- [Given records]
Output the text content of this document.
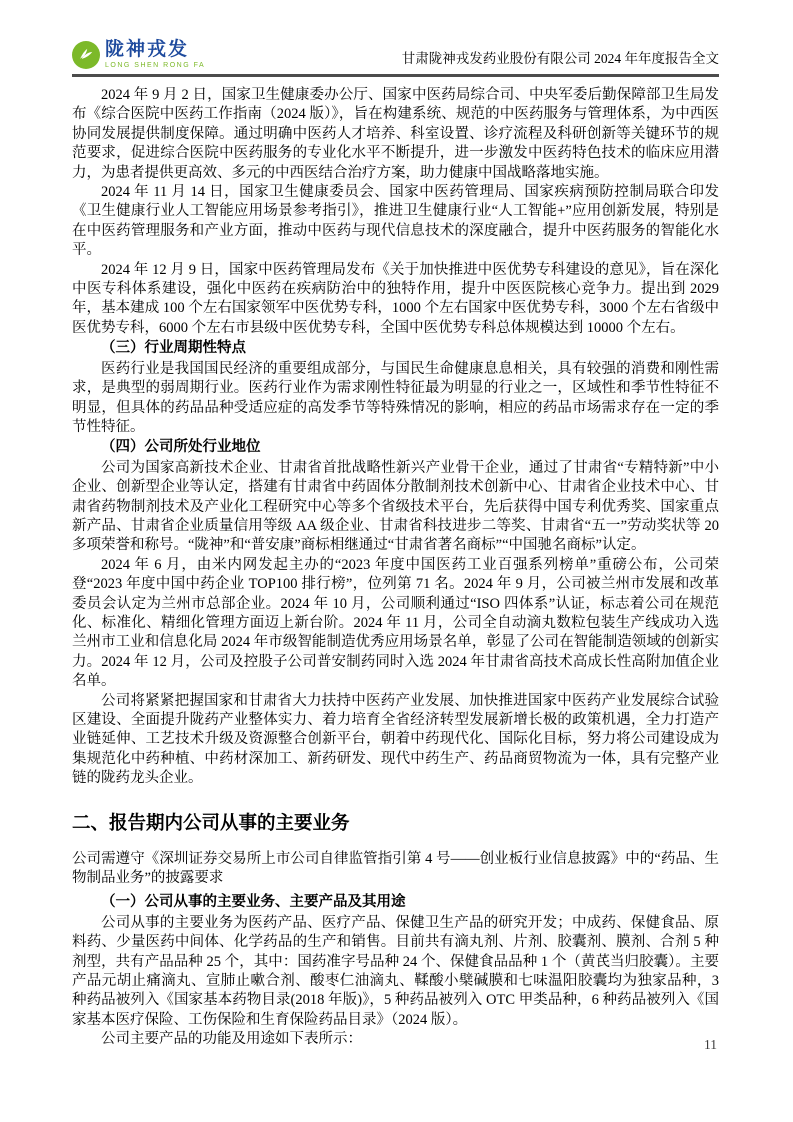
陇神戎发
LONG SHEN RONG FA	甘肃陇神戎发药业股份有限公司 2024 年年度报告全文

2024 年 9 月 2 日，国家卫生健康委办公厅、国家中医药局综合司、中央军委后勤保障部卫生局发布《综合医院中医药工作指南（2024 版）》，旨在构建系统、规范的中医药服务与管理体系，为中西医协同发展提供制度保障。通过明确中医药人才培养、科室设置、诊疗流程及科研创新等关键环节的规范要求，促进综合医院中医药服务的专业化水平不断提升，进一步激发中医药特色技术的临床应用潜力，为患者提供更高效、多元的中西医结合治疗方案，助力健康中国战略落地实施。

2024 年 11 月 14 日，国家卫生健康委员会、国家中医药管理局、国家疾病预防控制局联合印发《卫生健康行业人工智能应用场景参考指引》，推进卫生健康行业“人工智能+”应用创新发展，特别是在中医药管理服务和产业方面，推动中医药与现代信息技术的深度融合，提升中医药服务的智能化水平。

2024 年 12 月 9 日，国家中医药管理局发布《关于加快推进中医优势专科建设的意见》，旨在深化中医专科体系建设，强化中医药在疾病防治中的独特作用，提升中医医院核心竞争力。提出到 2029 年，基本建成 100 个左右国家领军中医优势专科，1000 个左右国家中医优势专科，3000 个左右省级中医优势专科，6000 个左右市县级中医优势专科，全国中医优势专科总体规模达到 10000 个左右。

（三）行业周期性特点

医药行业是我国国民经济的重要组成部分，与国民生命健康息息相关，具有较强的消费和刚性需求，是典型的弱周期行业。医药行业作为需求刚性特征最为明显的行业之一，区域性和季节性特征不明显，但具体的药品品种受适应症的高发季节等特殊情况的影响，相应的药品市场需求存在一定的季节性特征。

（四）公司所处行业地位

公司为国家高新技术企业、甘肃省首批战略性新兴产业骨干企业，通过了甘肃省“专精特新”中小企业、创新型企业等认定，搭建有甘肃省中药固体分散制剂技术创新中心、甘肃省企业技术中心、甘肃省药物制剂技术及产业化工程研究中心等多个省级技术平台，先后获得中国专利优秀奖、国家重点新产品、甘肃省企业质量信用等级 AA 级企业、甘肃省科技进步二等奖、甘肃省“五一”劳动奖状等 20 多项荣誉和称号。“陇神”和“普安康”商标相继通过“甘肃省著名商标”“中国驰名商标”认定。

2024 年 6 月，由米内网发起主办的“2023 年度中国医药工业百强系列榜单”重磅公布，公司荣登“2023 年度中国中药企业 TOP100 排行榜”，位列第 71 名。2024 年 9 月，公司被兰州市发展和改革委员会认定为兰州市总部企业。2024 年 10 月，公司顺利通过“ISO 四体系”认证，标志着公司在规范化、标准化、精细化管理方面迈上新台阶。2024 年 11 月，公司全自动滴丸数粒包装生产线成功入选兰州市工业和信息化局 2024 年市级智能制造优秀应用场景名单，彰显了公司在智能制造领域的创新实力。2024 年 12 月，公司及控股子公司普安制药同时入选 2024 年甘肃省高技术高成长性高附加值企业名单。

公司将紧紧把握国家和甘肃省大力扶持中医药产业发展、加快推进国家中医药产业发展综合试验区建设、全面提升陇药产业整体实力、着力培育全省经济转型发展新增长极的政策机遇，全力打造产业链延伸、工艺技术升级及资源整合创新平台，朝着中药现代化、国际化目标，努力将公司建设成为集规范化中药种植、中药材深加工、新药研发、现代中药生产、药品商贸物流为一体，具有完整产业链的陇药龙头企业。

二、报告期内公司从事的主要业务

公司需遵守《深圳证券交易所上市公司自律监管指引第 4 号——创业板行业信息披露》中的“药品、生物制品业务”的披露要求

（一）公司从事的主要业务、主要产品及其用途

公司从事的主要业务为医药产品、医疗产品、保健卫生产品的研究开发；中成药、保健食品、原料药、少量医药中间体、化学药品的生产和销售。目前共有滴丸剂、片剂、胶囊剂、膜剂、合剂 5 种剂型，共有产品品种 25 个，其中：国药准字号品种 24 个、保健食品品种 1 个（黄芪当归胶囊）。主要产品元胡止痛滴丸、宣肺止嗽合剂、酸枣仁油滴丸、鞣酸小檗碱膜和七味温阳胶囊均为独家品种，3 种药品被列入《国家基本药物目录(2018 年版)》，5 种药品被列入 OTC 甲类品种，6 种药品被列入《国家基本医疗保险、工伤保险和生育保险药品目录》（2024 版）。

公司主要产品的功能及用途如下表所示：	11
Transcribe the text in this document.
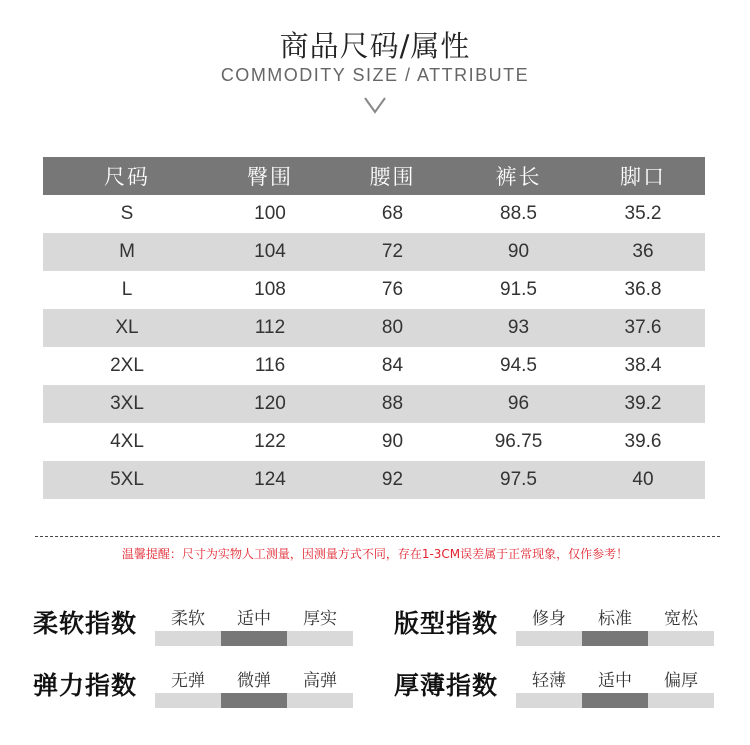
商品尺码/属性
COMMODITY SIZE / ATTRIBUTE
尺码	臀围	腰围	裤长	脚口
S	100	68	88.5	35.2
M	104	72	90	36
L	108	76	91.5	36.8
XL	112	80	93	37.6
2XL	116	84	94.5	38.4
3XL	120	88	96	39.2
4XL	122	90	96.75	39.6
5XL	124	92	97.5	40
温馨提醒：尺寸为实物人工测量，因测量方式不同，存在1-3CM误差属于正常现象，仅作参考！
柔软指数	柔软	适中	厚实	版型指数	修身	标准	宽松
弹力指数	无弹	微弹	高弹	厚薄指数	轻薄	适中	偏厚
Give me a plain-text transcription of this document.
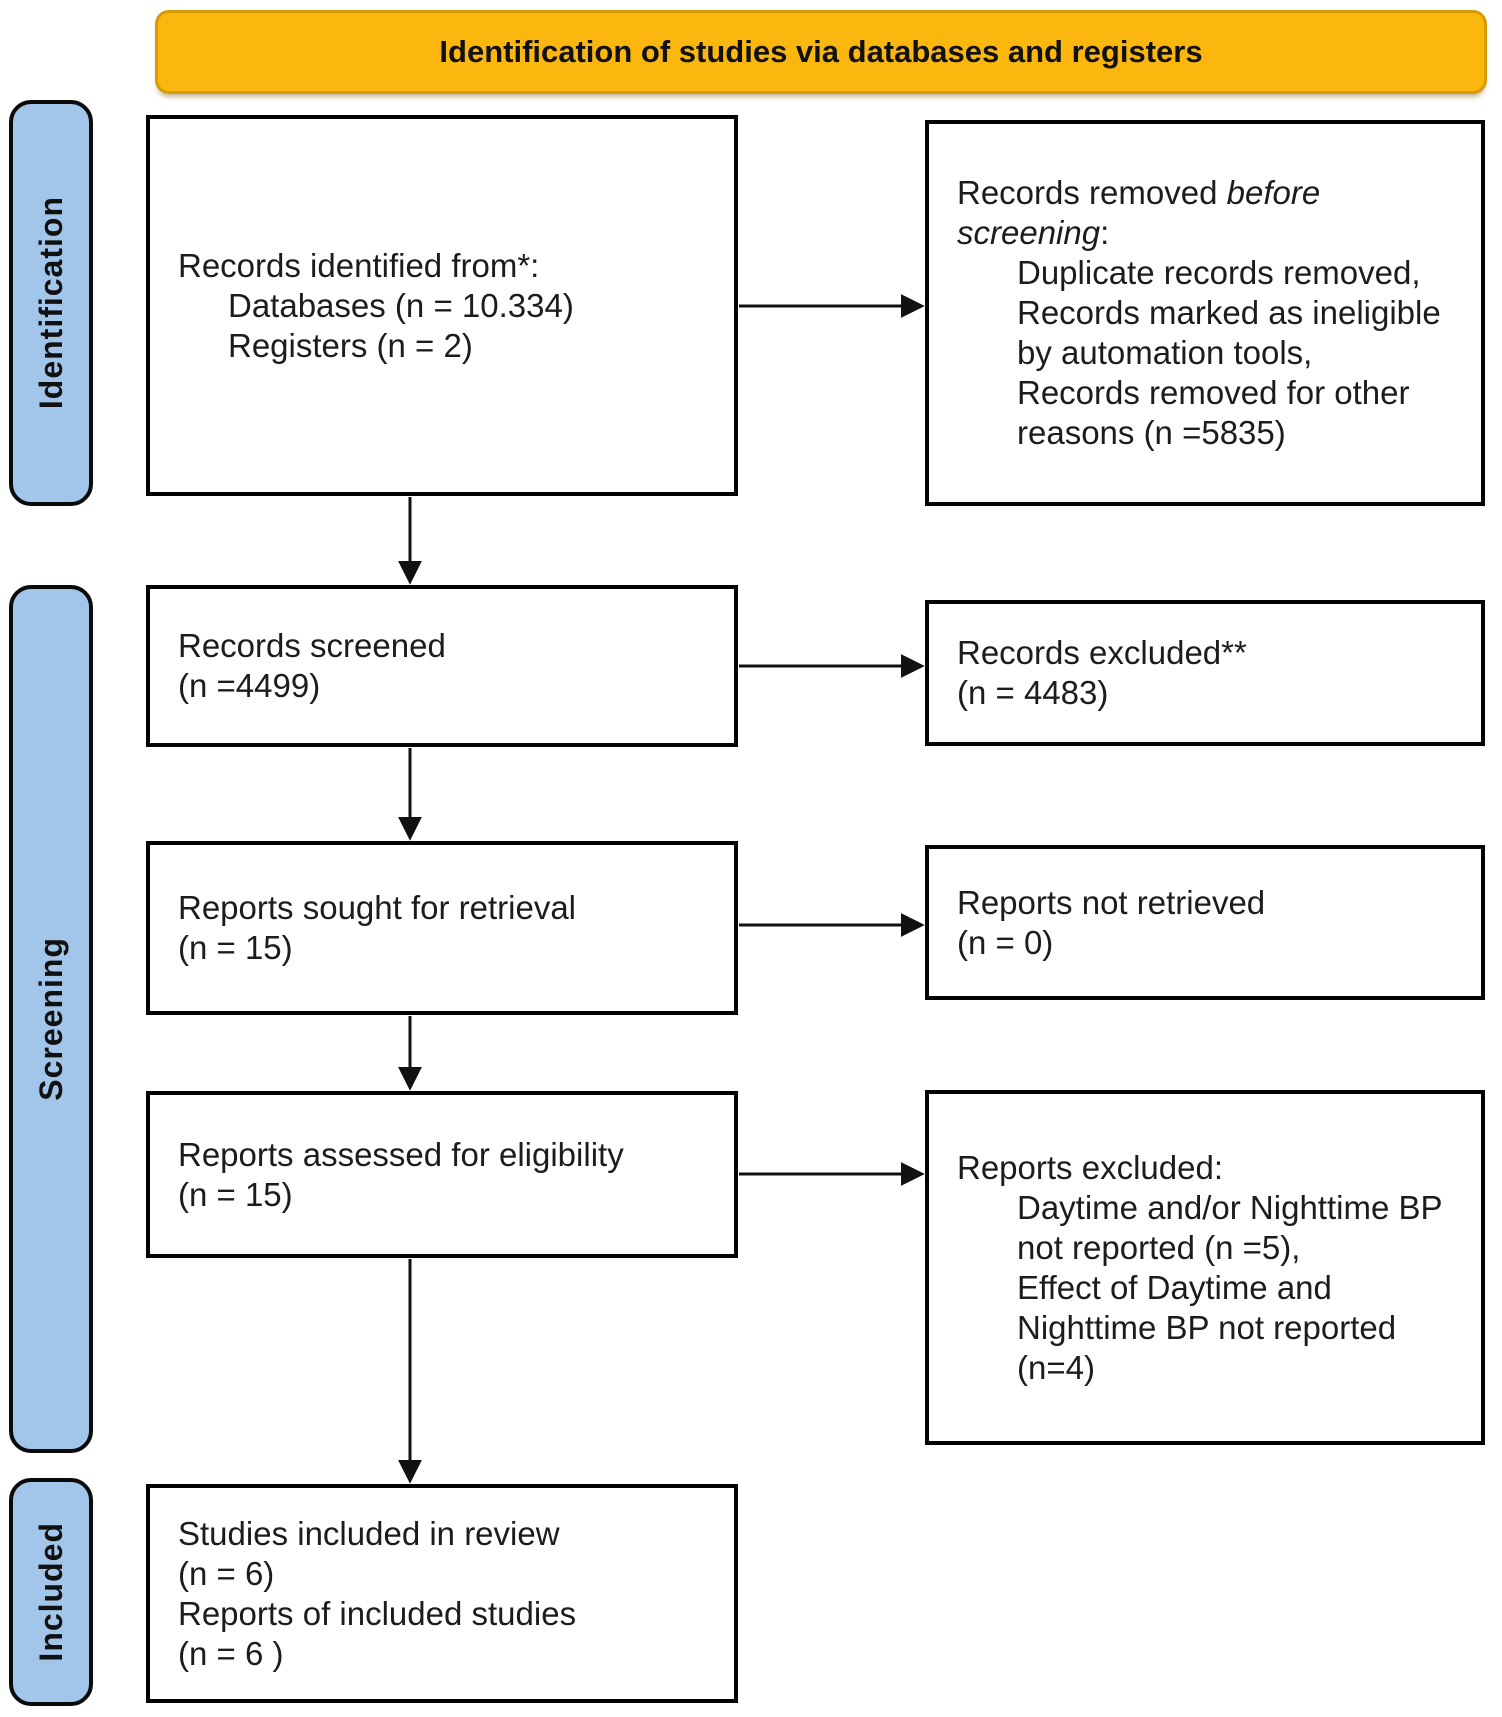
Identification of studies via databases and registers
Identification
Screening
Included
Records identified from*:
Databases (n = 10.334)
Registers (n = 2)
Records removed before screening:
Duplicate records removed,
Records marked as ineligible by automation tools,
Records removed for other reasons (n =5835)
Records screened
(n =4499)
Records excluded**
(n = 4483)
Reports sought for retrieval
(n = 15)
Reports not retrieved
(n = 0)
Reports assessed for eligibility
(n = 15)
Reports excluded:
Daytime and/or Nighttime BP not reported (n =5),
Effect of Daytime and Nighttime BP not reported (n=4)
Studies included in review
(n = 6)
Reports of included studies
(n = 6 )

- [What the task asks] Your task is to reproduce all of the material exactly. The pictures stay out.

- [Exercise response]
Output the text content of this document.
陇神戎发
LONG SHEN RONG FA	甘肃陇神戎发药业股份有限公司 2024 年年度报告全文

2024 年 9 月 2 日，国家卫生健康委办公厅、国家中医药局综合司、中央军委后勤保障部卫生局发布《综合医院中医药工作指南（2024 版）》，旨在构建系统、规范的中医药服务与管理体系，为中西医协同发展提供制度保障。通过明确中医药人才培养、科室设置、诊疗流程及科研创新等关键环节的规范要求，促进综合医院中医药服务的专业化水平不断提升，进一步激发中医药特色技术的临床应用潜力，为患者提供更高效、多元的中西医结合治疗方案，助力健康中国战略落地实施。

2024 年 11 月 14 日，国家卫生健康委员会、国家中医药管理局、国家疾病预防控制局联合印发《卫生健康行业人工智能应用场景参考指引》，推进卫生健康行业“人工智能+”应用创新发展，特别是在中医药管理服务和产业方面，推动中医药与现代信息技术的深度融合，提升中医药服务的智能化水平。

2024 年 12 月 9 日，国家中医药管理局发布《关于加快推进中医优势专科建设的意见》，旨在深化中医专科体系建设，强化中医药在疾病防治中的独特作用，提升中医医院核心竞争力。提出到 2029 年，基本建成 100 个左右国家领军中医优势专科，1000 个左右国家中医优势专科，3000 个左右省级中医优势专科，6000 个左右市县级中医优势专科，全国中医优势专科总体规模达到 10000 个左右。

（三）行业周期性特点

医药行业是我国国民经济的重要组成部分，与国民生命健康息息相关，具有较强的消费和刚性需求，是典型的弱周期行业。医药行业作为需求刚性特征最为明显的行业之一，区域性和季节性特征不明显，但具体的药品品种受适应症的高发季节等特殊情况的影响，相应的药品市场需求存在一定的季节性特征。

（四）公司所处行业地位

公司为国家高新技术企业、甘肃省首批战略性新兴产业骨干企业，通过了甘肃省“专精特新”中小企业、创新型企业等认定，搭建有甘肃省中药固体分散制剂技术创新中心、甘肃省企业技术中心、甘肃省药物制剂技术及产业化工程研究中心等多个省级技术平台，先后获得中国专利优秀奖、国家重点新产品、甘肃省企业质量信用等级 AA 级企业、甘肃省科技进步二等奖、甘肃省“五一”劳动奖状等 20 多项荣誉和称号。“陇神”和“普安康”商标相继通过“甘肃省著名商标”“中国驰名商标”认定。

2024 年 6 月，由米内网发起主办的“2023 年度中国医药工业百强系列榜单”重磅公布，公司荣登“2023 年度中国中药企业 TOP100 排行榜”，位列第 71 名。2024 年 9 月，公司被兰州市发展和改革委员会认定为兰州市总部企业。2024 年 10 月，公司顺利通过“ISO 四体系”认证，标志着公司在规范化、标准化、精细化管理方面迈上新台阶。2024 年 11 月，公司全自动滴丸数粒包装生产线成功入选兰州市工业和信息化局 2024 年市级智能制造优秀应用场景名单，彰显了公司在智能制造领域的创新实力。2024 年 12 月，公司及控股子公司普安制药同时入选 2024 年甘肃省高技术高成长性高附加值企业名单。

公司将紧紧把握国家和甘肃省大力扶持中医药产业发展、加快推进国家中医药产业发展综合试验区建设、全面提升陇药产业整体实力、着力培育全省经济转型发展新增长极的政策机遇，全力打造产业链延伸、工艺技术升级及资源整合创新平台，朝着中药现代化、国际化目标，努力将公司建设成为集规范化中药种植、中药材深加工、新药研发、现代中药生产、药品商贸物流为一体，具有完整产业链的陇药龙头企业。

二、报告期内公司从事的主要业务

公司需遵守《深圳证券交易所上市公司自律监管指引第 4 号——创业板行业信息披露》中的“药品、生物制品业务”的披露要求

（一）公司从事的主要业务、主要产品及其用途

公司从事的主要业务为医药产品、医疗产品、保健卫生产品的研究开发；中成药、保健食品、原料药、少量医药中间体、化学药品的生产和销售。目前共有滴丸剂、片剂、胶囊剂、膜剂、合剂 5 种剂型，共有产品品种 25 个，其中：国药准字号品种 24 个、保健食品品种 1 个（黄芪当归胶囊）。主要产品元胡止痛滴丸、宣肺止嗽合剂、酸枣仁油滴丸、鞣酸小檗碱膜和七味温阳胶囊均为独家品种，3 种药品被列入《国家基本药物目录(2018 年版)》，5 种药品被列入 OTC 甲类品种，6 种药品被列入《国家基本医疗保险、工伤保险和生育保险药品目录》（2024 版）。

公司主要产品的功能及用途如下表所示：	11
Transcribe the text in this document.
商品尺码/属性
COMMODITY SIZE / ATTRIBUTE
尺码	臀围	腰围	裤长	脚口
S	100	68	88.5	35.2
M	104	72	90	36
L	108	76	91.5	36.8
XL	112	80	93	37.6
2XL	116	84	94.5	38.4
3XL	120	88	96	39.2
4XL	122	90	96.75	39.6
5XL	124	92	97.5	40
温馨提醒：尺寸为实物人工测量，因测量方式不同，存在1-3CM误差属于正常现象，仅作参考！
柔软指数	柔软	适中	厚实	版型指数	修身	标准	宽松
弹力指数	无弹	微弹	高弹	厚薄指数	轻薄	适中	偏厚
Give me a plain-text transcription of this document.
Identification of studies via databases and registers
Identification
Screening
Included
Records identified from*:
Databases (n = 10.334)
Registers (n = 2)
Records removed before screening:
Duplicate records removed,
Records marked as ineligible by automation tools,
Records removed for other reasons (n =5835)
Records screened
(n =4499)
Records excluded**
(n = 4483)
Reports sought for retrieval
(n = 15)
Reports not retrieved
(n = 0)
Reports assessed for eligibility
(n = 15)
Reports excluded:
Daytime and/or Nighttime BP not reported (n =5),
Effect of Daytime and Nighttime BP not reported (n=4)
Studies included in review
(n = 6)
Reports of included studies
(n = 6 )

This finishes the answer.